━━━━━ DATA ROWS
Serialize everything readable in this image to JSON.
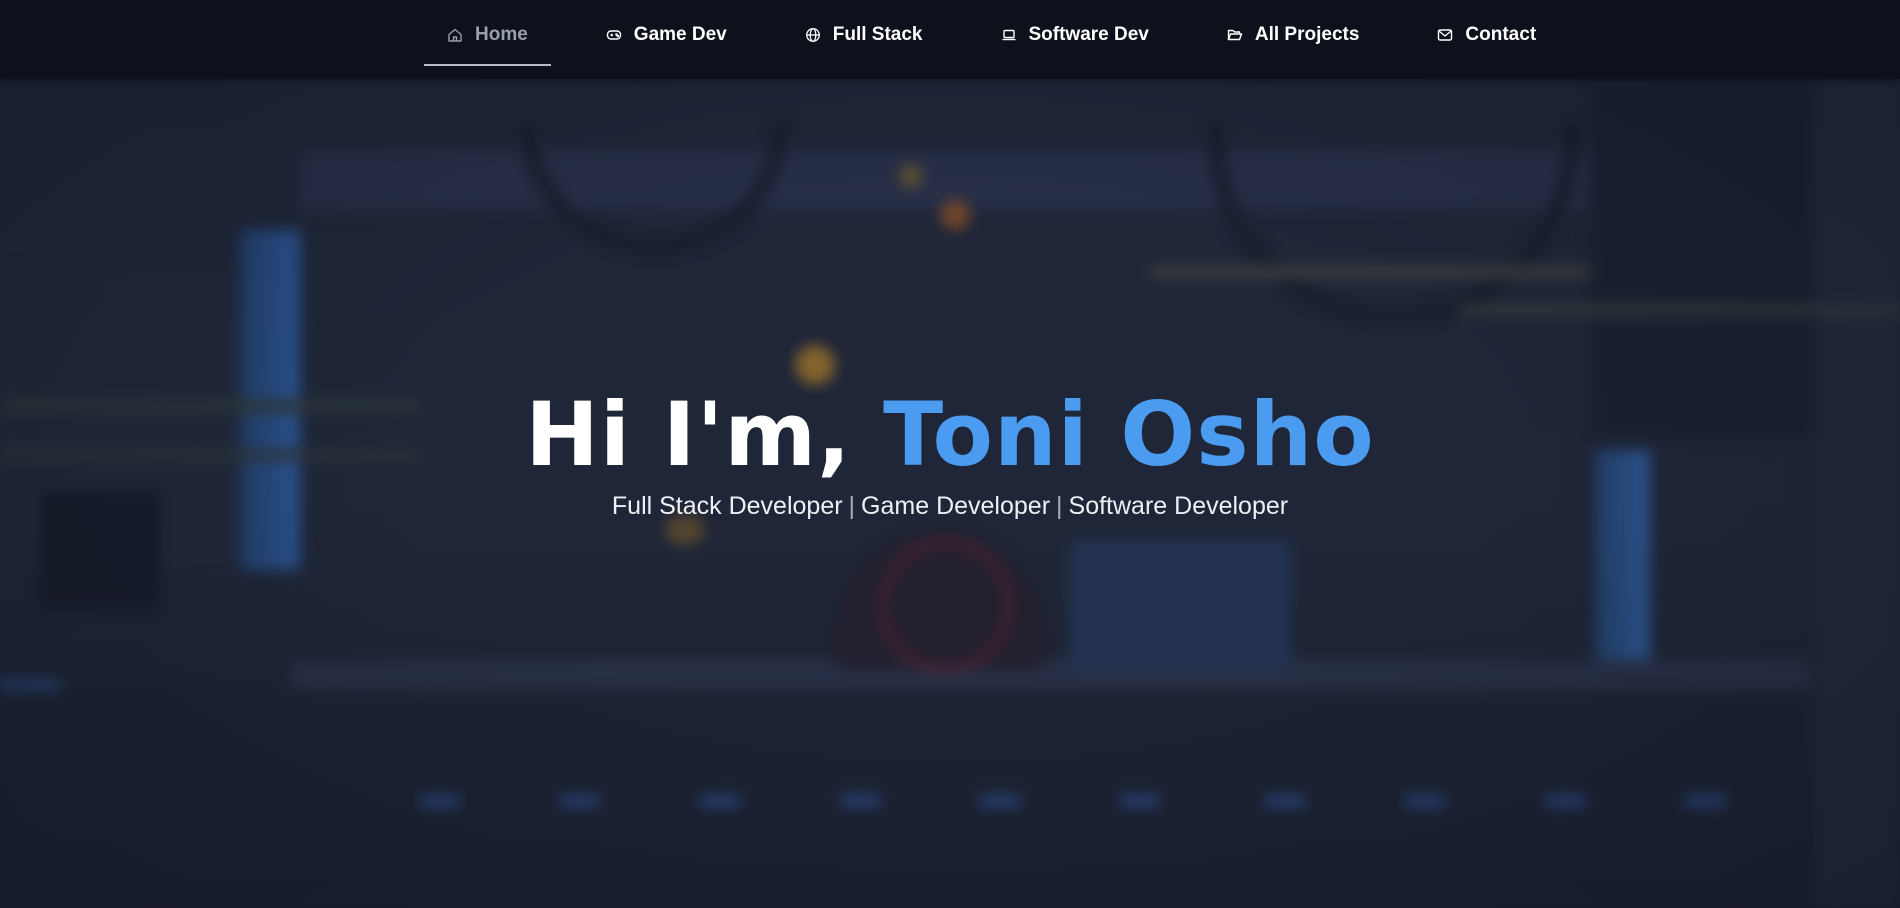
{
  "nav": {
    "items": [
      {
        "label": "Home",
        "icon": "home-icon",
        "active": true
      },
      {
        "label": "Game Dev",
        "icon": "gamepad-icon",
        "active": false
      },
      {
        "label": "Full Stack",
        "icon": "globe-icon",
        "active": false
      },
      {
        "label": "Software Dev",
        "icon": "laptop-icon",
        "active": false
      },
      {
        "label": "All Projects",
        "icon": "folder-open-icon",
        "active": false
      },
      {
        "label": "Contact",
        "icon": "mail-icon",
        "active": false
      }
    ]
  },
  "hero": {
    "greeting": "Hi I'm, ",
    "name": "Toni Osho",
    "roles": [
      "Full Stack Developer",
      "Game Developer",
      "Software Developer"
    ],
    "separator": "|"
  },
  "colors": {
    "accent": "#4b9cf0",
    "nav_background": "#0d111b",
    "page_background": "#1e2538",
    "active_nav_text": "#9aa0ab"
  }
}
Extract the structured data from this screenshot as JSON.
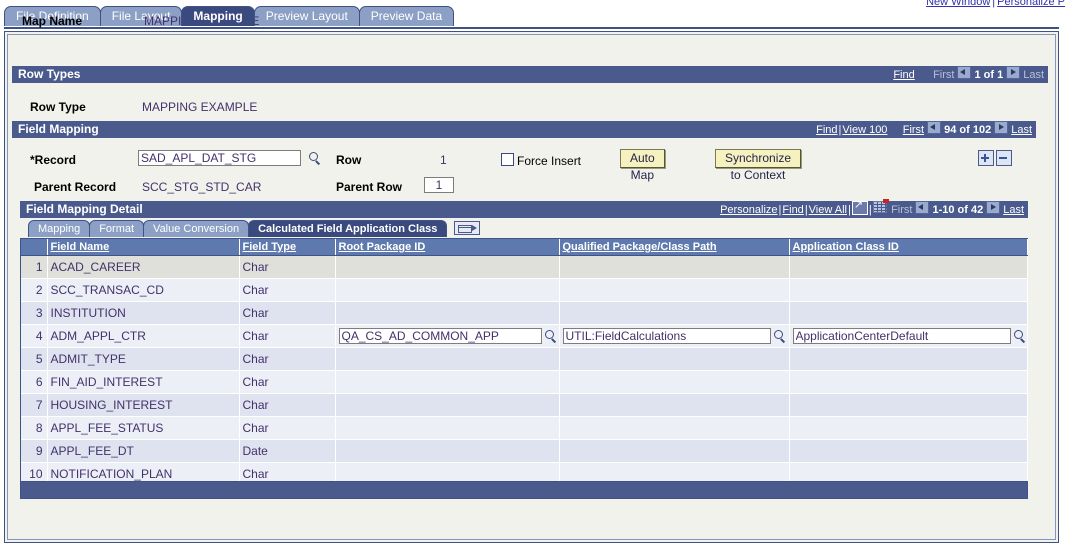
{
  "toplinks": {
    "new_window": "New Window",
    "separator": "|",
    "personalize": "Personalize P"
  },
  "tabs": [
    {
      "label": "File Definition",
      "active": false
    },
    {
      "label": "File Layout",
      "active": false
    },
    {
      "label": "Mapping",
      "active": true
    },
    {
      "label": "Preview Layout",
      "active": false
    },
    {
      "label": "Preview Data",
      "active": false
    }
  ],
  "map": {
    "name_label": "Map Name",
    "name_value": "MAPPING EXAMPLE"
  },
  "row_types": {
    "title": "Row Types",
    "find": "Find",
    "first": "First",
    "counter": "1 of 1",
    "last": "Last",
    "row_type_label": "Row Type",
    "row_type_value": "MAPPING EXAMPLE"
  },
  "field_mapping": {
    "title": "Field Mapping",
    "find": "Find",
    "view100": "View 100",
    "first": "First",
    "counter": "94 of 102",
    "last": "Last",
    "record_label": "*Record",
    "record_value": "SAD_APL_DAT_STG",
    "parent_record_label": "Parent Record",
    "parent_record_value": "SCC_STG_STD_CAR",
    "row_label": "Row",
    "row_value": "1",
    "parent_row_label": "Parent Row",
    "parent_row_value": "1",
    "force_insert_label": "Force Insert",
    "force_insert_checked": false,
    "auto_map_button": "Auto Map",
    "sync_button": "Synchronize to Context"
  },
  "field_mapping_detail": {
    "title": "Field Mapping Detail",
    "personalize": "Personalize",
    "find": "Find",
    "view_all": "View All",
    "expand_icon": "expand-icon",
    "grid_icon": "spreadsheet-icon",
    "first": "First",
    "counter": "1-10 of 42",
    "last": "Last",
    "subtabs": [
      {
        "label": "Mapping",
        "active": false
      },
      {
        "label": "Format",
        "active": false
      },
      {
        "label": "Value Conversion",
        "active": false
      },
      {
        "label": "Calculated Field Application Class",
        "active": true
      }
    ],
    "next_tabs_icon": "next-tabs-icon",
    "columns": [
      "",
      "Field Name",
      "Field Type",
      "Root Package ID",
      "Qualified Package/Class Path",
      "Application Class ID"
    ],
    "rows": [
      {
        "num": "1",
        "field_name": "ACAD_CAREER",
        "field_type": "Char",
        "root_package_id": "",
        "qualified_path": "",
        "app_class_id": ""
      },
      {
        "num": "2",
        "field_name": "SCC_TRANSAC_CD",
        "field_type": "Char",
        "root_package_id": "",
        "qualified_path": "",
        "app_class_id": ""
      },
      {
        "num": "3",
        "field_name": "INSTITUTION",
        "field_type": "Char",
        "root_package_id": "",
        "qualified_path": "",
        "app_class_id": ""
      },
      {
        "num": "4",
        "field_name": "ADM_APPL_CTR",
        "field_type": "Char",
        "root_package_id": "QA_CS_AD_COMMON_APP",
        "qualified_path": "UTIL:FieldCalculations",
        "app_class_id": "ApplicationCenterDefault"
      },
      {
        "num": "5",
        "field_name": "ADMIT_TYPE",
        "field_type": "Char",
        "root_package_id": "",
        "qualified_path": "",
        "app_class_id": ""
      },
      {
        "num": "6",
        "field_name": "FIN_AID_INTEREST",
        "field_type": "Char",
        "root_package_id": "",
        "qualified_path": "",
        "app_class_id": ""
      },
      {
        "num": "7",
        "field_name": "HOUSING_INTEREST",
        "field_type": "Char",
        "root_package_id": "",
        "qualified_path": "",
        "app_class_id": ""
      },
      {
        "num": "8",
        "field_name": "APPL_FEE_STATUS",
        "field_type": "Char",
        "root_package_id": "",
        "qualified_path": "",
        "app_class_id": ""
      },
      {
        "num": "9",
        "field_name": "APPL_FEE_DT",
        "field_type": "Date",
        "root_package_id": "",
        "qualified_path": "",
        "app_class_id": ""
      },
      {
        "num": "10",
        "field_name": "NOTIFICATION_PLAN",
        "field_type": "Char",
        "root_package_id": "",
        "qualified_path": "",
        "app_class_id": ""
      }
    ]
  },
  "colors": {
    "header_bar": "#4a5a8c",
    "active_tab": "#3b4a7e",
    "inactive_tab": "#8c9fc5",
    "column_header": "#5e79ad",
    "button": "#f5f2c0",
    "page_bg": "#f2f2ec"
  }
}
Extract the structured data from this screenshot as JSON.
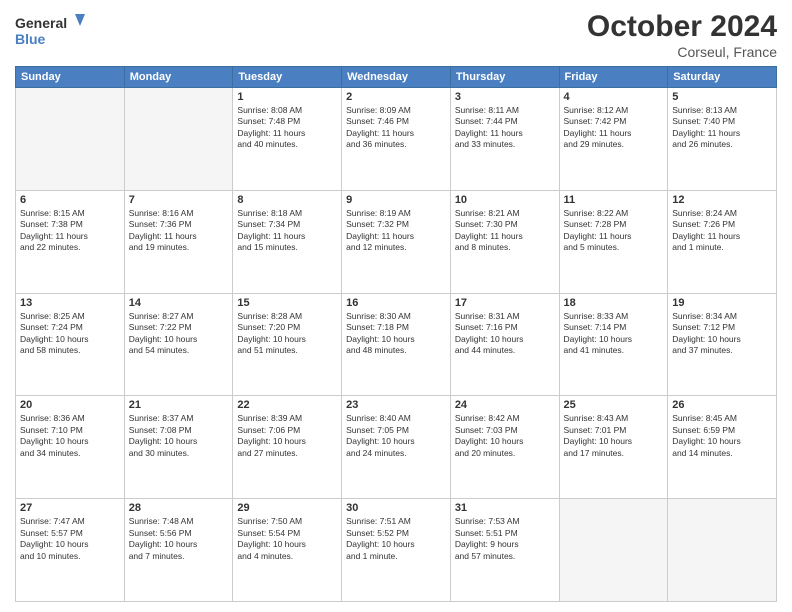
━━━━━━━━━━
### WHAT THE TASK ASKS
Nothing in the entries should change as you copy them, except that the pictures are left out.

### RESPONSE TO THE TASK
Serialize everything readable in this image to JSON.
{
  "nav": {
    "items": [
      {
        "label": "Home",
        "icon": "home-icon",
        "active": true
      },
      {
        "label": "Game Dev",
        "icon": "gamepad-icon",
        "active": false
      },
      {
        "label": "Full Stack",
        "icon": "globe-icon",
        "active": false
      },
      {
        "label": "Software Dev",
        "icon": "laptop-icon",
        "active": false
      },
      {
        "label": "All Projects",
        "icon": "folder-open-icon",
        "active": false
      },
      {
        "label": "Contact",
        "icon": "mail-icon",
        "active": false
      }
    ]
  },
  "hero": {
    "greeting": "Hi I'm, ",
    "name": "Toni Osho",
    "roles": [
      "Full Stack Developer",
      "Game Developer",
      "Software Developer"
    ],
    "separator": "|"
  },
  "colors": {
    "accent": "#4b9cf0",
    "nav_background": "#0d111b",
    "page_background": "#1e2538",
    "active_nav_text": "#9aa0ab"
  }
}
Extract the structured data from this screenshot as JSON.
{
  "toplinks": {
    "new_window": "New Window",
    "separator": "|",
    "personalize": "Personalize P"
  },
  "tabs": [
    {
      "label": "File Definition",
      "active": false
    },
    {
      "label": "File Layout",
      "active": false
    },
    {
      "label": "Mapping",
      "active": true
    },
    {
      "label": "Preview Layout",
      "active": false
    },
    {
      "label": "Preview Data",
      "active": false
    }
  ],
  "map": {
    "name_label": "Map Name",
    "name_value": "MAPPING EXAMPLE"
  },
  "row_types": {
    "title": "Row Types",
    "find": "Find",
    "first": "First",
    "counter": "1 of 1",
    "last": "Last",
    "row_type_label": "Row Type",
    "row_type_value": "MAPPING EXAMPLE"
  },
  "field_mapping": {
    "title": "Field Mapping",
    "find": "Find",
    "view100": "View 100",
    "first": "First",
    "counter": "94 of 102",
    "last": "Last",
    "record_label": "*Record",
    "record_value": "SAD_APL_DAT_STG",
    "parent_record_label": "Parent Record",
    "parent_record_value": "SCC_STG_STD_CAR",
    "row_label": "Row",
    "row_value": "1",
    "parent_row_label": "Parent Row",
    "parent_row_value": "1",
    "force_insert_label": "Force Insert",
    "force_insert_checked": false,
    "auto_map_button": "Auto Map",
    "sync_button": "Synchronize to Context"
  },
  "field_mapping_detail": {
    "title": "Field Mapping Detail",
    "personalize": "Personalize",
    "find": "Find",
    "view_all": "View All",
    "expand_icon": "expand-icon",
    "grid_icon": "spreadsheet-icon",
    "first": "First",
    "counter": "1-10 of 42",
    "last": "Last",
    "subtabs": [
      {
        "label": "Mapping",
        "active": false
      },
      {
        "label": "Format",
        "active": false
      },
      {
        "label": "Value Conversion",
        "active": false
      },
      {
        "label": "Calculated Field Application Class",
        "active": true
      }
    ],
    "next_tabs_icon": "next-tabs-icon",
    "columns": [
      "",
      "Field Name",
      "Field Type",
      "Root Package ID",
      "Qualified Package/Class Path",
      "Application Class ID"
    ],
    "rows": [
      {
        "num": "1",
        "field_name": "ACAD_CAREER",
        "field_type": "Char",
        "root_package_id": "",
        "qualified_path": "",
        "app_class_id": ""
      },
      {
        "num": "2",
        "field_name": "SCC_TRANSAC_CD",
        "field_type": "Char",
        "root_package_id": "",
        "qualified_path": "",
        "app_class_id": ""
      },
      {
        "num": "3",
        "field_name": "INSTITUTION",
        "field_type": "Char",
        "root_package_id": "",
        "qualified_path": "",
        "app_class_id": ""
      },
      {
        "num": "4",
        "field_name": "ADM_APPL_CTR",
        "field_type": "Char",
        "root_package_id": "QA_CS_AD_COMMON_APP",
        "qualified_path": "UTIL:FieldCalculations",
        "app_class_id": "ApplicationCenterDefault"
      },
      {
        "num": "5",
        "field_name": "ADMIT_TYPE",
        "field_type": "Char",
        "root_package_id": "",
        "qualified_path": "",
        "app_class_id": ""
      },
      {
        "num": "6",
        "field_name": "FIN_AID_INTEREST",
        "field_type": "Char",
        "root_package_id": "",
        "qualified_path": "",
        "app_class_id": ""
      },
      {
        "num": "7",
        "field_name": "HOUSING_INTEREST",
        "field_type": "Char",
        "root_package_id": "",
        "qualified_path": "",
        "app_class_id": ""
      },
      {
        "num": "8",
        "field_name": "APPL_FEE_STATUS",
        "field_type": "Char",
        "root_package_id": "",
        "qualified_path": "",
        "app_class_id": ""
      },
      {
        "num": "9",
        "field_name": "APPL_FEE_DT",
        "field_type": "Date",
        "root_package_id": "",
        "qualified_path": "",
        "app_class_id": ""
      },
      {
        "num": "10",
        "field_name": "NOTIFICATION_PLAN",
        "field_type": "Char",
        "root_package_id": "",
        "qualified_path": "",
        "app_class_id": ""
      }
    ]
  },
  "colors": {
    "header_bar": "#4a5a8c",
    "active_tab": "#3b4a7e",
    "inactive_tab": "#8c9fc5",
    "column_header": "#5e79ad",
    "button": "#f5f2c0",
    "page_bg": "#f2f2ec"
  }
}
Extract the structured data from this screenshot as JSON.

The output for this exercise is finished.